PASSAGE SHOWN
________
John Maeda “is to design what Warren Buffet is to finance,” according to Elizabeth Stinson’s March 2017 Wired article quoted above. He’s also one of the most vocal proponents of designers crossing over into tech and is the head of computational design and inclusion at Automattic (WordPress.com’s parent company). Design touches every man-made thing we see, especially online, from the fonts we use to communicate to the websites we read them on. But Maeda is looking at an even larger picture: how design can uniquely spur innovation in tech companies: “When you can do both, you can do things that no one else can do.”

More and more tech companies are bringing their product design and product development teams together in an attempt to put the strategy, and the ability to put the strategy into action, into the same room. But that seems like the first baby-step into a brave new world where the designers are the developers.

Entrepreneurs


Source: Pexels.
________
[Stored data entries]
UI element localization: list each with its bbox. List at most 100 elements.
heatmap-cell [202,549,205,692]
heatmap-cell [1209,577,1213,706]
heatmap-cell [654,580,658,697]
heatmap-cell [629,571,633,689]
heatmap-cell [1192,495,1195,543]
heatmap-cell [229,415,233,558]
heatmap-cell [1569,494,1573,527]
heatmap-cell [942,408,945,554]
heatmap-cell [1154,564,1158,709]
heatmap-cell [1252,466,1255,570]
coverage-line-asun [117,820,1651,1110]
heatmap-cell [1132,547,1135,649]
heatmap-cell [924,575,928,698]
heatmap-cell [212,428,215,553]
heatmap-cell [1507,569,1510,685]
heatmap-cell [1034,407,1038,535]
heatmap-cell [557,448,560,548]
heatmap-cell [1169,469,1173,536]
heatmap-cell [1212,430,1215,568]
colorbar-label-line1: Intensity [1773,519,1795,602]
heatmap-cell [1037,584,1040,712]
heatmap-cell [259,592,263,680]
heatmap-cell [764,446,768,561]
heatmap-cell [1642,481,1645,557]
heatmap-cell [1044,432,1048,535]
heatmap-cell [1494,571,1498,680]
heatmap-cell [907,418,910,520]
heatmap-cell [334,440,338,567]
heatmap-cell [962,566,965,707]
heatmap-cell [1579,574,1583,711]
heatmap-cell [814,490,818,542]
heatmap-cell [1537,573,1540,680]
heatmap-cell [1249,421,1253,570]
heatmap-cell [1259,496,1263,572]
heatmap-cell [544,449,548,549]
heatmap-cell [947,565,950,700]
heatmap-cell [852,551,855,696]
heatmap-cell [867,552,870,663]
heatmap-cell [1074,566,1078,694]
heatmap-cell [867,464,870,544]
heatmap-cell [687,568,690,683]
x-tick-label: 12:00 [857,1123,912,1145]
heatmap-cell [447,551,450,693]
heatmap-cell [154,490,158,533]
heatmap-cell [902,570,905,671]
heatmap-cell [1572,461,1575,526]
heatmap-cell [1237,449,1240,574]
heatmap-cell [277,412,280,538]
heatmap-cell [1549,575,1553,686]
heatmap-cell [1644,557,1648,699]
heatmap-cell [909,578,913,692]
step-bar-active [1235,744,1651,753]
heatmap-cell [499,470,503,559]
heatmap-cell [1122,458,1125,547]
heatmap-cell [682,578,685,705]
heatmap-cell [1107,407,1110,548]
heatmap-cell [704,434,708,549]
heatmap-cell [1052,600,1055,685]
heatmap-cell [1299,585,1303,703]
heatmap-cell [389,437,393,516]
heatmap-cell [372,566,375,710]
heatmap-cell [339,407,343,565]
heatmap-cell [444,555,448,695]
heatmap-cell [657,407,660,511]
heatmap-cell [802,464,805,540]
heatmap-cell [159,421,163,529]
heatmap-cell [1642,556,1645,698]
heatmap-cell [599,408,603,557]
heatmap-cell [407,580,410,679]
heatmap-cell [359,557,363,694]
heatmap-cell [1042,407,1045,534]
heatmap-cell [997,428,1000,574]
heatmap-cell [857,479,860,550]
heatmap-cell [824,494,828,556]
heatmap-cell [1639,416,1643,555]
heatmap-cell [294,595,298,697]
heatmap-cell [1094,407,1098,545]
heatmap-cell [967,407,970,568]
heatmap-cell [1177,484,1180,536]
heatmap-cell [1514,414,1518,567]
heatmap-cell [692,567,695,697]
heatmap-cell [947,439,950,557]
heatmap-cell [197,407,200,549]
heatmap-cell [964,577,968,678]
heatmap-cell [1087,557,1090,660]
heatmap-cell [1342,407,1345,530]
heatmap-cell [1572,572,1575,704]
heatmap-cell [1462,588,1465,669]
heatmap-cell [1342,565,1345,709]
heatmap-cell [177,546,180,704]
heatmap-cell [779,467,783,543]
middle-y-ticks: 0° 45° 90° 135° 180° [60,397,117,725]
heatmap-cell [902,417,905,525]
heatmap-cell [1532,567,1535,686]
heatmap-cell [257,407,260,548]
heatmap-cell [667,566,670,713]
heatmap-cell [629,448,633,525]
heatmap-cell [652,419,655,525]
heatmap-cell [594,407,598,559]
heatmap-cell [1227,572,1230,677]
________
EXERCISE SET
a: Quote the passage about John Maeda between "More and more" and "are the developers.", inclusive.
b: Write what comes next in the passage about John Maeda and designers moving into tech, starting from where it stops.

WRITTEN RESPONSES
a:
More and more tech companies are bringing their product design and product development teams together in an attempt to put the strategy, and the ability to put the strategy into action, into the same room. But that seems like the first baby-step into a brave new world where the designers are the developers.

b:
At least a basic understanding of HTML and CSS, the two popular core technologies for displaying web pages, is key to so many basic things on the Internet. It may seem silly, but I’ve found a familiarity with them can just make so many things easier and better understood. – Derek Flanzraich, CEO and Founder, Greatist

Entrepreneurs tend to start out with little capital and a lot of engineering and design needs. Even managing a basic WordPress site requires some knowledge of HTML. As businesses grow, founders may have employees who can manage their websites and dev teams to bring their ideas into being—but that doesn’t mean they don’t need to know how everything works.

As co-founder and marketing strategist at BusinessBrew.io Evelyn Wolf put it in a recent HubSpot article, “if you don’t know what’s involved in a process, you’re not getting the most out of your budget. I’m far from saying that all suppliers will try and add a few hours to projects, but wouldn’t it be great to have the confidence to know when something is quoted right?”

Understanding what ’s involved in building a website, an app or a product—or being able to update what you have—empowers you in negotiations over costs and timeframes. And, you’ll be able to explain your vision in a way that engineers can readily understand and accurately execute.

You’ll also know if what you’re asking for is easy to do, difficult, or just about impossible.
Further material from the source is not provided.